■ Work to be completed: Of the lines in these entries, how many contain the string "ruthénnek"? Give the number and nothing else.

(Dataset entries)
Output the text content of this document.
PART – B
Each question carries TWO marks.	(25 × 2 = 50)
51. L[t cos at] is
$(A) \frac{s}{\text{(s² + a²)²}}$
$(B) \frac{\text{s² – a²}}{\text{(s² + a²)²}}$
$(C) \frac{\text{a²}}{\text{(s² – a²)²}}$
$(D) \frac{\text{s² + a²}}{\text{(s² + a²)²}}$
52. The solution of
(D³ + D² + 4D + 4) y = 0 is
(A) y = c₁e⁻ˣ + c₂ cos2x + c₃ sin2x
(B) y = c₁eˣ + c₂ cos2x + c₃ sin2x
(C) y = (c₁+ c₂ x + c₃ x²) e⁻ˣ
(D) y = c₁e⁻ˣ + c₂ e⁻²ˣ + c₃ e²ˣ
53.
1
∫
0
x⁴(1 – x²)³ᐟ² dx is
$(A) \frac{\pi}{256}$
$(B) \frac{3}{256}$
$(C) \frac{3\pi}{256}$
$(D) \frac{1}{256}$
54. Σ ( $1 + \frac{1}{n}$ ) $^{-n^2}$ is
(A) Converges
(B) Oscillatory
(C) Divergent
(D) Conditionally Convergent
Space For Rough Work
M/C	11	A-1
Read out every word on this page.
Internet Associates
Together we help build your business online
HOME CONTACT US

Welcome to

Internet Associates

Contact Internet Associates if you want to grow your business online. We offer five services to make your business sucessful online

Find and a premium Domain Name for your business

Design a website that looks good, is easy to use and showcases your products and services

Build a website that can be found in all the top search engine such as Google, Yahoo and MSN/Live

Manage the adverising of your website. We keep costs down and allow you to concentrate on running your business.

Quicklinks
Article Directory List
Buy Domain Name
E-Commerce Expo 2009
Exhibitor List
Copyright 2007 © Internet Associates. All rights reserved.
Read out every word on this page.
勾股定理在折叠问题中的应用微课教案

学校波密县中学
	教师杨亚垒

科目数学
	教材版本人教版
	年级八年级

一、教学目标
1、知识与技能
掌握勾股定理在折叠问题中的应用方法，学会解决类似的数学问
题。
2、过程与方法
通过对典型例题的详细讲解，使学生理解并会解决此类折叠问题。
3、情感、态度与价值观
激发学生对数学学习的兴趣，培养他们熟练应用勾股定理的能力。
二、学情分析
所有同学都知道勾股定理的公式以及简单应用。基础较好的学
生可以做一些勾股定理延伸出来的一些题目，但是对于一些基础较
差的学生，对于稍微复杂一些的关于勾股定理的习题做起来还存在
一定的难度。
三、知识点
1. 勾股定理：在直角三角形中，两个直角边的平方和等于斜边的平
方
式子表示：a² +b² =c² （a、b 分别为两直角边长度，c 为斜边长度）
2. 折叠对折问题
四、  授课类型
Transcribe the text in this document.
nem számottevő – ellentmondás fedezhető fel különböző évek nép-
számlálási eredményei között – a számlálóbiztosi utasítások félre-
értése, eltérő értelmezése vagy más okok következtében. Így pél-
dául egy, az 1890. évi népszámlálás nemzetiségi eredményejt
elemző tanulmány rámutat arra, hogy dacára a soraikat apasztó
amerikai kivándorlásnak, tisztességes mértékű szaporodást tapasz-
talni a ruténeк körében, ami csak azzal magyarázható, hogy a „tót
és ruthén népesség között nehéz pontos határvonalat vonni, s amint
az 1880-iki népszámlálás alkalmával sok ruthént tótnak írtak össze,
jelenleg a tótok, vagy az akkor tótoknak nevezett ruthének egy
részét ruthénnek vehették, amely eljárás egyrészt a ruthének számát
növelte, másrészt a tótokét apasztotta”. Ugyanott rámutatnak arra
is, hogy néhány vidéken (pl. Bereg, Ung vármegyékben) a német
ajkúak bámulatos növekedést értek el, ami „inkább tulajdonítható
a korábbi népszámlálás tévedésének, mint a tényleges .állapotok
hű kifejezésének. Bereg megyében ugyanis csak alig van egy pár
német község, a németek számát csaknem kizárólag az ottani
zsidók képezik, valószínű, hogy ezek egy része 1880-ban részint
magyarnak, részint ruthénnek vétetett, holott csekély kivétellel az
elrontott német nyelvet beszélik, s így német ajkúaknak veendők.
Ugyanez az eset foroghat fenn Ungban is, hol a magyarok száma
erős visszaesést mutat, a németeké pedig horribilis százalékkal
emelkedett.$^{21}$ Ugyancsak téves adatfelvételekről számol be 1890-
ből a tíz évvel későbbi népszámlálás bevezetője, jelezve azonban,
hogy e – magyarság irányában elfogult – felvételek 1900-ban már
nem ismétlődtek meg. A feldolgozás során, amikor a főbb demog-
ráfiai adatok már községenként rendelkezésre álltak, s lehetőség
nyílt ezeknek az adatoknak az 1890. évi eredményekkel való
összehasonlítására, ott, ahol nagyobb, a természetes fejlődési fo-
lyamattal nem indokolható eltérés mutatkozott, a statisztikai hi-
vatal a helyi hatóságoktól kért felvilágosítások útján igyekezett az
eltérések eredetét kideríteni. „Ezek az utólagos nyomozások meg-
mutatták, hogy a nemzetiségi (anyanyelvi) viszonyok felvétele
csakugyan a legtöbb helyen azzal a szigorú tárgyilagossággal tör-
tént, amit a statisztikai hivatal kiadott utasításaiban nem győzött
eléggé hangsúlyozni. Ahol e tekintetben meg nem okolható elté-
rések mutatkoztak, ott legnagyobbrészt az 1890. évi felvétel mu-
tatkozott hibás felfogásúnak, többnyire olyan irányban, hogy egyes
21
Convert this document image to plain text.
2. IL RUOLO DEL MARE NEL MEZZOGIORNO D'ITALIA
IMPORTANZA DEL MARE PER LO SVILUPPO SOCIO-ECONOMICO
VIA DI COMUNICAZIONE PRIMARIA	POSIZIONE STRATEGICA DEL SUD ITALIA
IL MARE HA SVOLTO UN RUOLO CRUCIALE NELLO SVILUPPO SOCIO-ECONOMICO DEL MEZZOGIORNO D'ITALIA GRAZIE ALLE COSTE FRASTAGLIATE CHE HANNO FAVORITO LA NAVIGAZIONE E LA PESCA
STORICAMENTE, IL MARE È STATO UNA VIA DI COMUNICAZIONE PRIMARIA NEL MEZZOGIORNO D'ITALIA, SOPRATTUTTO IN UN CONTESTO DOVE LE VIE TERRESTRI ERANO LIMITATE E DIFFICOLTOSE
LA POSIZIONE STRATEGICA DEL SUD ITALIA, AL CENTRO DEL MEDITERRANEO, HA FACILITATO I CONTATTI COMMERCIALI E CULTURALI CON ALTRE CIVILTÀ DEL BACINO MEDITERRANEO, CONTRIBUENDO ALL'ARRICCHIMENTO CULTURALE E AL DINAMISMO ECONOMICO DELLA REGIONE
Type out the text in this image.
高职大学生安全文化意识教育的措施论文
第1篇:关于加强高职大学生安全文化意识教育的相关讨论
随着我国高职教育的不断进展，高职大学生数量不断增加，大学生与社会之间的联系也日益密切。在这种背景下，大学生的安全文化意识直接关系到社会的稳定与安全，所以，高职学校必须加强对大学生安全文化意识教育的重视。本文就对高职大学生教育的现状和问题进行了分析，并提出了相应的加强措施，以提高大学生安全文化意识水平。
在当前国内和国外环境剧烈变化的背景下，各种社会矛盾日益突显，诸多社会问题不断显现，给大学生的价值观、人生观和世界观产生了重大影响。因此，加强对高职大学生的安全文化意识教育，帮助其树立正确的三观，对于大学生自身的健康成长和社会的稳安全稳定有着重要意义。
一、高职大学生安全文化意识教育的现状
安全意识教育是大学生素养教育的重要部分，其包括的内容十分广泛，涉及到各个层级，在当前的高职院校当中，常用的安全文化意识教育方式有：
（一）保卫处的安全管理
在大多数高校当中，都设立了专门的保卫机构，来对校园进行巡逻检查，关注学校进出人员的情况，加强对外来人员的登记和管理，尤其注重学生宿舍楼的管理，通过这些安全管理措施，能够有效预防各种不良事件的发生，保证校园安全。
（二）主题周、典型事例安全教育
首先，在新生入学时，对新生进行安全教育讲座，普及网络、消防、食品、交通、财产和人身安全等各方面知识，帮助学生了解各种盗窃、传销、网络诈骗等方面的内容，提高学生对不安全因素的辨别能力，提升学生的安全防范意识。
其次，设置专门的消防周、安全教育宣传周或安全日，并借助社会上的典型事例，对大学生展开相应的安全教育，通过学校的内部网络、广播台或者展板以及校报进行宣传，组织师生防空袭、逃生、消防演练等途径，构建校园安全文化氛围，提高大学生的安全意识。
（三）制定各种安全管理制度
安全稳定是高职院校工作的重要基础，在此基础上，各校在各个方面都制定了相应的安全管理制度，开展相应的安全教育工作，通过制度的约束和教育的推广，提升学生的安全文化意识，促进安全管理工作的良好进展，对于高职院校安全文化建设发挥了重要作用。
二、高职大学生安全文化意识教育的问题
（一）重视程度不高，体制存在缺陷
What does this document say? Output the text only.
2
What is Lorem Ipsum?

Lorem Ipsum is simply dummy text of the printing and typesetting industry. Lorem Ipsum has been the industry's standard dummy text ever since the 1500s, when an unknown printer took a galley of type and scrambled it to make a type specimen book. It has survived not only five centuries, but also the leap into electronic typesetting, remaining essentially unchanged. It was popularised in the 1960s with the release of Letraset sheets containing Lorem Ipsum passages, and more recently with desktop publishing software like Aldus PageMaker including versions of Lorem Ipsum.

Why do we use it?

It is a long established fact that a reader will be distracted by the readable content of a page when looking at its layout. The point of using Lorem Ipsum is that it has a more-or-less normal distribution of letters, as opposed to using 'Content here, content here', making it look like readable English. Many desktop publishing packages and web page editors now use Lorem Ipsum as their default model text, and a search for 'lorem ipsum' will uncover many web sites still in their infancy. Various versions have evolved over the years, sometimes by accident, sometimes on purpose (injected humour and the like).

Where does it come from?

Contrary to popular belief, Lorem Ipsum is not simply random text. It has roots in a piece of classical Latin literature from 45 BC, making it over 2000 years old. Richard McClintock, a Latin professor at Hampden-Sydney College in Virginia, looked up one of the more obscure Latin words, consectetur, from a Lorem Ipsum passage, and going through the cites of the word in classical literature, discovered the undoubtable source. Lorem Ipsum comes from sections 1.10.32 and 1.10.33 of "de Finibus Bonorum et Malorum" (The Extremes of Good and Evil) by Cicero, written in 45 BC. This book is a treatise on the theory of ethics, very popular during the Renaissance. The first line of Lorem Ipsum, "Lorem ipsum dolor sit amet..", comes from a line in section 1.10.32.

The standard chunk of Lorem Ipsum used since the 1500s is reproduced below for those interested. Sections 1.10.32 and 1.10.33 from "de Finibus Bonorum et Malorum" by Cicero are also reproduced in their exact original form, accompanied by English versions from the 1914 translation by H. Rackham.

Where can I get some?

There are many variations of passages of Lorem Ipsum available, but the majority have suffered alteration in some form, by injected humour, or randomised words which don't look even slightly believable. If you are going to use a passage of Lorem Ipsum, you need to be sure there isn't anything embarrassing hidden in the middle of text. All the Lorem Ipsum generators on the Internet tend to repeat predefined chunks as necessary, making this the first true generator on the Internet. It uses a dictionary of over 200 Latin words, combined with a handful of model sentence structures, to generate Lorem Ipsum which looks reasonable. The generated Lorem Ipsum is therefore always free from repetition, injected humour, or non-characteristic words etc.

■ Result for this task: 2